= AIM OF THE EXERCISE =
Write out all the entries word for word, but skip any images.

--- start ---

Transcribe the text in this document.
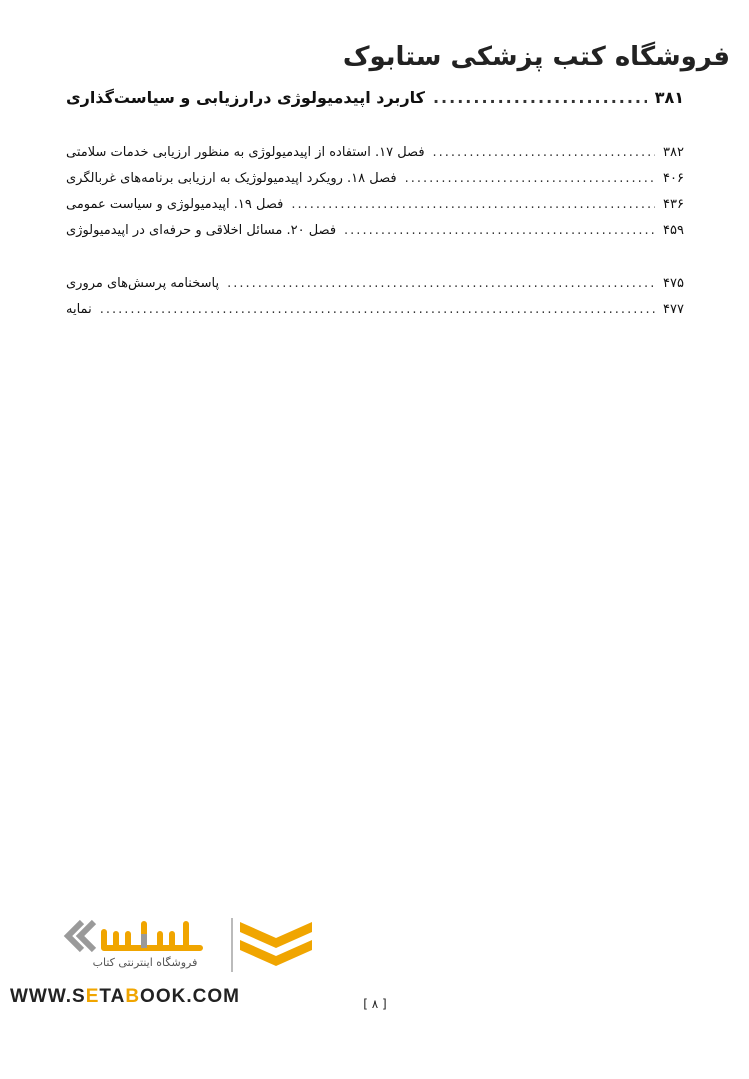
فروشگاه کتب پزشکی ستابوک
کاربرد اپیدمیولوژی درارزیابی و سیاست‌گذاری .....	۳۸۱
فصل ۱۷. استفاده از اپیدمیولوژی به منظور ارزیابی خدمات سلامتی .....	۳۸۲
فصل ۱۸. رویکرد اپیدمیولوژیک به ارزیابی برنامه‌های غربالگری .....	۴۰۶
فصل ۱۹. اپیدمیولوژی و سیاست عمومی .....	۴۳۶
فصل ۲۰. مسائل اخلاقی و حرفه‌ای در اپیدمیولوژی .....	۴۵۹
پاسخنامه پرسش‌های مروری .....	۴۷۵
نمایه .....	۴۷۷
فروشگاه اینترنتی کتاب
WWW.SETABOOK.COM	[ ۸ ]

--- end ---

= SOLUTION =
Transcribe the text in this document.
فروشگاه کتب پزشکی ستابوک
کاربرد اپیدمیولوژی درارزیابی و سیاست‌گذاری .....	۳۸۱
فصل ۱۷. استفاده از اپیدمیولوژی به منظور ارزیابی خدمات سلامتی .....	۳۸۲
فصل ۱۸. رویکرد اپیدمیولوژیک به ارزیابی برنامه‌های غربالگری .....	۴۰۶
فصل ۱۹. اپیدمیولوژی و سیاست عمومی .....	۴۳۶
فصل ۲۰. مسائل اخلاقی و حرفه‌ای در اپیدمیولوژی .....	۴۵۹
پاسخنامه پرسش‌های مروری .....	۴۷۵
نمایه .....	۴۷۷
فروشگاه اینترنتی کتاب
WWW.SETABOOK.COM	[ ۸ ]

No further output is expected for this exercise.